**GIVEN DATA**
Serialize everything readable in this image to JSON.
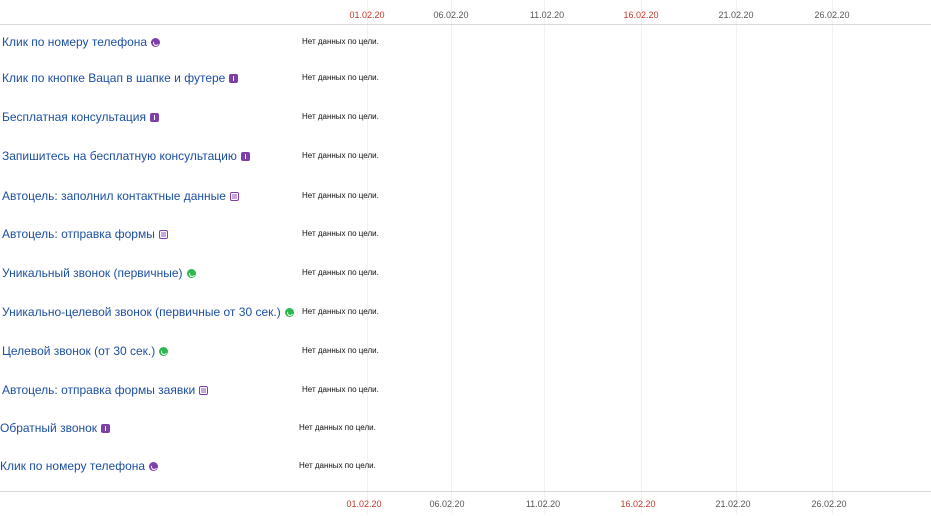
{
  "axis_top": {
    "ticks": [
      {
        "label": "01.02.20",
        "highlight": true
      },
      {
        "label": "06.02.20",
        "highlight": false
      },
      {
        "label": "11.02.20",
        "highlight": false
      },
      {
        "label": "16.02.20",
        "highlight": true
      },
      {
        "label": "21.02.20",
        "highlight": false
      },
      {
        "label": "26.02.20",
        "highlight": false
      }
    ]
  },
  "axis_bottom": {
    "ticks": [
      {
        "label": "01.02.20",
        "highlight": true
      },
      {
        "label": "06.02.20",
        "highlight": false
      },
      {
        "label": "11.02.20",
        "highlight": false
      },
      {
        "label": "16.02.20",
        "highlight": true
      },
      {
        "label": "21.02.20",
        "highlight": false
      },
      {
        "label": "26.02.20",
        "highlight": false
      }
    ]
  },
  "goals": [
    {
      "label": "Клик по номеру телефона",
      "icon": "phone-call-icon",
      "status": "Нет данных по цели."
    },
    {
      "label": "Клик по кнопке Вацап в шапке и футере",
      "icon": "exclamation-icon",
      "status": "Нет данных по цели."
    },
    {
      "label": "Бесплатная консультация",
      "icon": "exclamation-icon",
      "status": "Нет данных по цели."
    },
    {
      "label": "Запишитесь на бесплатную консультацию",
      "icon": "exclamation-icon",
      "status": "Нет данных по цели."
    },
    {
      "label": "Автоцель: заполнил контактные данные",
      "icon": "contact-form-icon",
      "status": "Нет данных по цели."
    },
    {
      "label": "Автоцель: отправка формы",
      "icon": "form-icon",
      "status": "Нет данных по цели."
    },
    {
      "label": "Уникальный звонок (первичные)",
      "icon": "phone-call-green-icon",
      "status": "Нет данных по цели."
    },
    {
      "label": "Уникально-целевой звонок (первичные от 30 сек.)",
      "icon": "phone-call-green-icon",
      "status": "Нет данных по цели."
    },
    {
      "label": "Целевой звонок (от 30 сек.)",
      "icon": "phone-call-green-icon",
      "status": "Нет данных по цели."
    },
    {
      "label": "Автоцель: отправка формы заявки",
      "icon": "form-icon",
      "status": "Нет данных по цели."
    },
    {
      "label": "Обратный звонок",
      "icon": "exclamation-icon",
      "status": "Нет данных по цели."
    },
    {
      "label": "Клик по номеру телефона",
      "icon": "phone-call-icon",
      "status": "Нет данных по цели."
    }
  ],
  "colors": {
    "link": "#1c4fa0",
    "icon_purple": "#7e3fa9",
    "icon_green": "#2fb74f",
    "date_highlight": "#c0392b"
  }
}
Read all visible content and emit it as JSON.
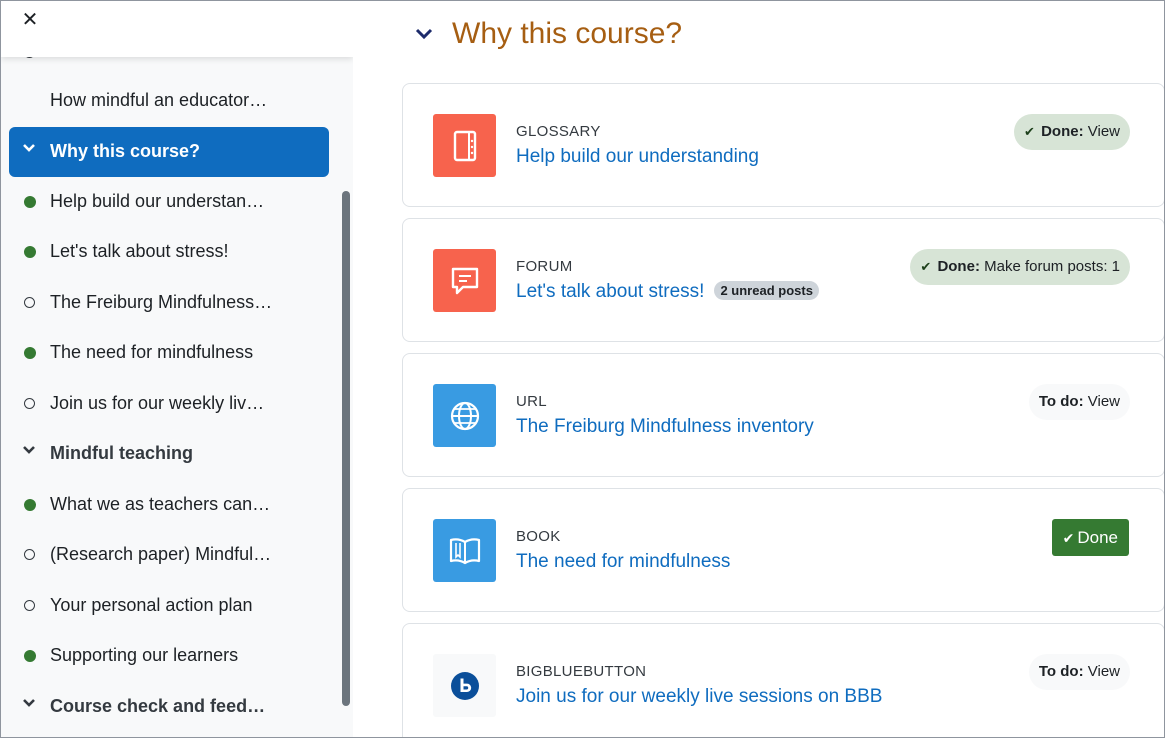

**AIM**
Skip the images and write out the rest of the listing exactly.

**RIGHT ANSWER**
Serialize everything readable in this image to JSON.
{
  "axis_top": {
    "ticks": [
      {
        "label": "01.02.20",
        "highlight": true
      },
      {
        "label": "06.02.20",
        "highlight": false
      },
      {
        "label": "11.02.20",
        "highlight": false
      },
      {
        "label": "16.02.20",
        "highlight": true
      },
      {
        "label": "21.02.20",
        "highlight": false
      },
      {
        "label": "26.02.20",
        "highlight": false
      }
    ]
  },
  "axis_bottom": {
    "ticks": [
      {
        "label": "01.02.20",
        "highlight": true
      },
      {
        "label": "06.02.20",
        "highlight": false
      },
      {
        "label": "11.02.20",
        "highlight": false
      },
      {
        "label": "16.02.20",
        "highlight": true
      },
      {
        "label": "21.02.20",
        "highlight": false
      },
      {
        "label": "26.02.20",
        "highlight": false
      }
    ]
  },
  "goals": [
    {
      "label": "Клик по номеру телефона",
      "icon": "phone-call-icon",
      "status": "Нет данных по цели."
    },
    {
      "label": "Клик по кнопке Вацап в шапке и футере",
      "icon": "exclamation-icon",
      "status": "Нет данных по цели."
    },
    {
      "label": "Бесплатная консультация",
      "icon": "exclamation-icon",
      "status": "Нет данных по цели."
    },
    {
      "label": "Запишитесь на бесплатную консультацию",
      "icon": "exclamation-icon",
      "status": "Нет данных по цели."
    },
    {
      "label": "Автоцель: заполнил контактные данные",
      "icon": "contact-form-icon",
      "status": "Нет данных по цели."
    },
    {
      "label": "Автоцель: отправка формы",
      "icon": "form-icon",
      "status": "Нет данных по цели."
    },
    {
      "label": "Уникальный звонок (первичные)",
      "icon": "phone-call-green-icon",
      "status": "Нет данных по цели."
    },
    {
      "label": "Уникально-целевой звонок (первичные от 30 сек.)",
      "icon": "phone-call-green-icon",
      "status": "Нет данных по цели."
    },
    {
      "label": "Целевой звонок (от 30 сек.)",
      "icon": "phone-call-green-icon",
      "status": "Нет данных по цели."
    },
    {
      "label": "Автоцель: отправка формы заявки",
      "icon": "form-icon",
      "status": "Нет данных по цели."
    },
    {
      "label": "Обратный звонок",
      "icon": "exclamation-icon",
      "status": "Нет данных по цели."
    },
    {
      "label": "Клик по номеру телефона",
      "icon": "phone-call-icon",
      "status": "Нет данных по цели."
    }
  ],
  "colors": {
    "link": "#1c4fa0",
    "icon_purple": "#7e3fa9",
    "icon_green": "#2fb74f",
    "date_highlight": "#c0392b"
  }
}
Read all visible content and emit it as JSON.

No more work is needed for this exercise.